▶ Data shown
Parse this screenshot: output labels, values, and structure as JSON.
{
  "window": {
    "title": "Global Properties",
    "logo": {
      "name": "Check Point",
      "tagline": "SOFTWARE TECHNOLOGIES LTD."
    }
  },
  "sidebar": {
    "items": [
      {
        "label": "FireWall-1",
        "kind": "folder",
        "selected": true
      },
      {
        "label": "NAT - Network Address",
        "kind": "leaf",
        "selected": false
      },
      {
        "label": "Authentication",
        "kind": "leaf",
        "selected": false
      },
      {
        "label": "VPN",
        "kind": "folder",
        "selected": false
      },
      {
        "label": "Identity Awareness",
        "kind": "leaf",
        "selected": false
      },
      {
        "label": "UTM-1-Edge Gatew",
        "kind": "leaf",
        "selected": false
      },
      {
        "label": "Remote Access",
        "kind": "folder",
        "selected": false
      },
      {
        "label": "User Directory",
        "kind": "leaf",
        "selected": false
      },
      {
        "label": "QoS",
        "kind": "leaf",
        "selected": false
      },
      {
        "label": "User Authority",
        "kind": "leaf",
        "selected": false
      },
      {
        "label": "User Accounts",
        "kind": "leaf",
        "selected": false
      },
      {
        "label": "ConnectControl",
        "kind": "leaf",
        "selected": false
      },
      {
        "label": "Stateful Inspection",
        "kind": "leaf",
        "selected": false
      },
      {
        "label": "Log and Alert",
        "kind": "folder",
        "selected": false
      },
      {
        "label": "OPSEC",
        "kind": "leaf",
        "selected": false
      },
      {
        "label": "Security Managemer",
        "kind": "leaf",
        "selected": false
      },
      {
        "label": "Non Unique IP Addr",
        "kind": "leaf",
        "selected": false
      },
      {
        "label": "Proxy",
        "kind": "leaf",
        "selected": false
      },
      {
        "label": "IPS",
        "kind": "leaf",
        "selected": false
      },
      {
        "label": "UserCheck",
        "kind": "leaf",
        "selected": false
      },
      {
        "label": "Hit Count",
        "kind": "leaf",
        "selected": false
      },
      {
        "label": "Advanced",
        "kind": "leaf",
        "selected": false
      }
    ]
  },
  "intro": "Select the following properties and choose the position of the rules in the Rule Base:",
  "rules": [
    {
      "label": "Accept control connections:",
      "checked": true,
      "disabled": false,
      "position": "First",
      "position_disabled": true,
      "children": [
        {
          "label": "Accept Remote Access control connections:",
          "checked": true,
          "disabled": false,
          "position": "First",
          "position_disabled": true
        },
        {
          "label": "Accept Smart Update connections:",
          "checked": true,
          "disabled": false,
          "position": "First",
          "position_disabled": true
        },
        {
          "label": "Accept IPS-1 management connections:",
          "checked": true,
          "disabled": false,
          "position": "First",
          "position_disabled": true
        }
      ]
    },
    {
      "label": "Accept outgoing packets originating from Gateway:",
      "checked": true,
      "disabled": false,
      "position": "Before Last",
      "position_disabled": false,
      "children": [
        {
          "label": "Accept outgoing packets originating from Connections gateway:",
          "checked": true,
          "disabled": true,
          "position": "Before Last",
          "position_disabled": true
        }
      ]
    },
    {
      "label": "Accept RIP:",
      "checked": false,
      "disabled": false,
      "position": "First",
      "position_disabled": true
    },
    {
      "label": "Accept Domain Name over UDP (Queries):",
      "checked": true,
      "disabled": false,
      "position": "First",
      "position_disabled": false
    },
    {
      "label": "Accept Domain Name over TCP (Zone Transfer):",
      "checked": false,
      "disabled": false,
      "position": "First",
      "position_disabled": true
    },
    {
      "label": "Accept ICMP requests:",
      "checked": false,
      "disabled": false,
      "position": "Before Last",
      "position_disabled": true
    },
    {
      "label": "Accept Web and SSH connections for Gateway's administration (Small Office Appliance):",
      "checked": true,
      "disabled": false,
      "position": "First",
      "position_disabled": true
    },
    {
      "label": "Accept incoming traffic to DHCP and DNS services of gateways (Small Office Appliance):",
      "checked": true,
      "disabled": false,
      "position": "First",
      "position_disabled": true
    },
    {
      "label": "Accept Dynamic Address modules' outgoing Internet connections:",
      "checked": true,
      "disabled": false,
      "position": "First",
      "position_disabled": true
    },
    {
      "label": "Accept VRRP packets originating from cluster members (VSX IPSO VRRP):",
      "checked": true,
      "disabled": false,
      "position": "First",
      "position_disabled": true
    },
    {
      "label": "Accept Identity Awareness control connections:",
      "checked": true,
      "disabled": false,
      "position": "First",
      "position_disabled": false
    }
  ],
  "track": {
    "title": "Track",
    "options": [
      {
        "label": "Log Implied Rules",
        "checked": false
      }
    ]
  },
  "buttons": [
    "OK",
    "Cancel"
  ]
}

▶ Instructions to follow
Above are the records; retype every one exactly.

▶ Task answer
Parse this screenshot: output labels, values, and structure as JSON.
{
  "window": {
    "title": "Global Properties",
    "logo": {
      "name": "Check Point",
      "tagline": "SOFTWARE TECHNOLOGIES LTD."
    }
  },
  "sidebar": {
    "items": [
      {
        "label": "FireWall-1",
        "kind": "folder",
        "selected": true
      },
      {
        "label": "NAT - Network Address",
        "kind": "leaf",
        "selected": false
      },
      {
        "label": "Authentication",
        "kind": "leaf",
        "selected": false
      },
      {
        "label": "VPN",
        "kind": "folder",
        "selected": false
      },
      {
        "label": "Identity Awareness",
        "kind": "leaf",
        "selected": false
      },
      {
        "label": "UTM-1-Edge Gatew",
        "kind": "leaf",
        "selected": false
      },
      {
        "label": "Remote Access",
        "kind": "folder",
        "selected": false
      },
      {
        "label": "User Directory",
        "kind": "leaf",
        "selected": false
      },
      {
        "label": "QoS",
        "kind": "leaf",
        "selected": false
      },
      {
        "label": "User Authority",
        "kind": "leaf",
        "selected": false
      },
      {
        "label": "User Accounts",
        "kind": "leaf",
        "selected": false
      },
      {
        "label": "ConnectControl",
        "kind": "leaf",
        "selected": false
      },
      {
        "label": "Stateful Inspection",
        "kind": "leaf",
        "selected": false
      },
      {
        "label": "Log and Alert",
        "kind": "folder",
        "selected": false
      },
      {
        "label": "OPSEC",
        "kind": "leaf",
        "selected": false
      },
      {
        "label": "Security Managemer",
        "kind": "leaf",
        "selected": false
      },
      {
        "label": "Non Unique IP Addr",
        "kind": "leaf",
        "selected": false
      },
      {
        "label": "Proxy",
        "kind": "leaf",
        "selected": false
      },
      {
        "label": "IPS",
        "kind": "leaf",
        "selected": false
      },
      {
        "label": "UserCheck",
        "kind": "leaf",
        "selected": false
      },
      {
        "label": "Hit Count",
        "kind": "leaf",
        "selected": false
      },
      {
        "label": "Advanced",
        "kind": "leaf",
        "selected": false
      }
    ]
  },
  "intro": "Select the following properties and choose the position of the rules in the Rule Base:",
  "rules": [
    {
      "label": "Accept control connections:",
      "checked": true,
      "disabled": false,
      "position": "First",
      "position_disabled": true,
      "children": [
        {
          "label": "Accept Remote Access control connections:",
          "checked": true,
          "disabled": false,
          "position": "First",
          "position_disabled": true
        },
        {
          "label": "Accept Smart Update connections:",
          "checked": true,
          "disabled": false,
          "position": "First",
          "position_disabled": true
        },
        {
          "label": "Accept IPS-1 management connections:",
          "checked": true,
          "disabled": false,
          "position": "First",
          "position_disabled": true
        }
      ]
    },
    {
      "label": "Accept outgoing packets originating from Gateway:",
      "checked": true,
      "disabled": false,
      "position": "Before Last",
      "position_disabled": false,
      "children": [
        {
          "label": "Accept outgoing packets originating from Connections gateway:",
          "checked": true,
          "disabled": true,
          "position": "Before Last",
          "position_disabled": true
        }
      ]
    },
    {
      "label": "Accept RIP:",
      "checked": false,
      "disabled": false,
      "position": "First",
      "position_disabled": true
    },
    {
      "label": "Accept Domain Name over UDP (Queries):",
      "checked": true,
      "disabled": false,
      "position": "First",
      "position_disabled": false
    },
    {
      "label": "Accept Domain Name over TCP (Zone Transfer):",
      "checked": false,
      "disabled": false,
      "position": "First",
      "position_disabled": true
    },
    {
      "label": "Accept ICMP requests:",
      "checked": false,
      "disabled": false,
      "position": "Before Last",
      "position_disabled": true
    },
    {
      "label": "Accept Web and SSH connections for Gateway's administration (Small Office Appliance):",
      "checked": true,
      "disabled": false,
      "position": "First",
      "position_disabled": true
    },
    {
      "label": "Accept incoming traffic to DHCP and DNS services of gateways (Small Office Appliance):",
      "checked": true,
      "disabled": false,
      "position": "First",
      "position_disabled": true
    },
    {
      "label": "Accept Dynamic Address modules' outgoing Internet connections:",
      "checked": true,
      "disabled": false,
      "position": "First",
      "position_disabled": true
    },
    {
      "label": "Accept VRRP packets originating from cluster members (VSX IPSO VRRP):",
      "checked": true,
      "disabled": false,
      "position": "First",
      "position_disabled": true
    },
    {
      "label": "Accept Identity Awareness control connections:",
      "checked": true,
      "disabled": false,
      "position": "First",
      "position_disabled": false
    }
  ],
  "track": {
    "title": "Track",
    "options": [
      {
        "label": "Log Implied Rules",
        "checked": false
      }
    ]
  },
  "buttons": [
    "OK",
    "Cancel"
  ]
}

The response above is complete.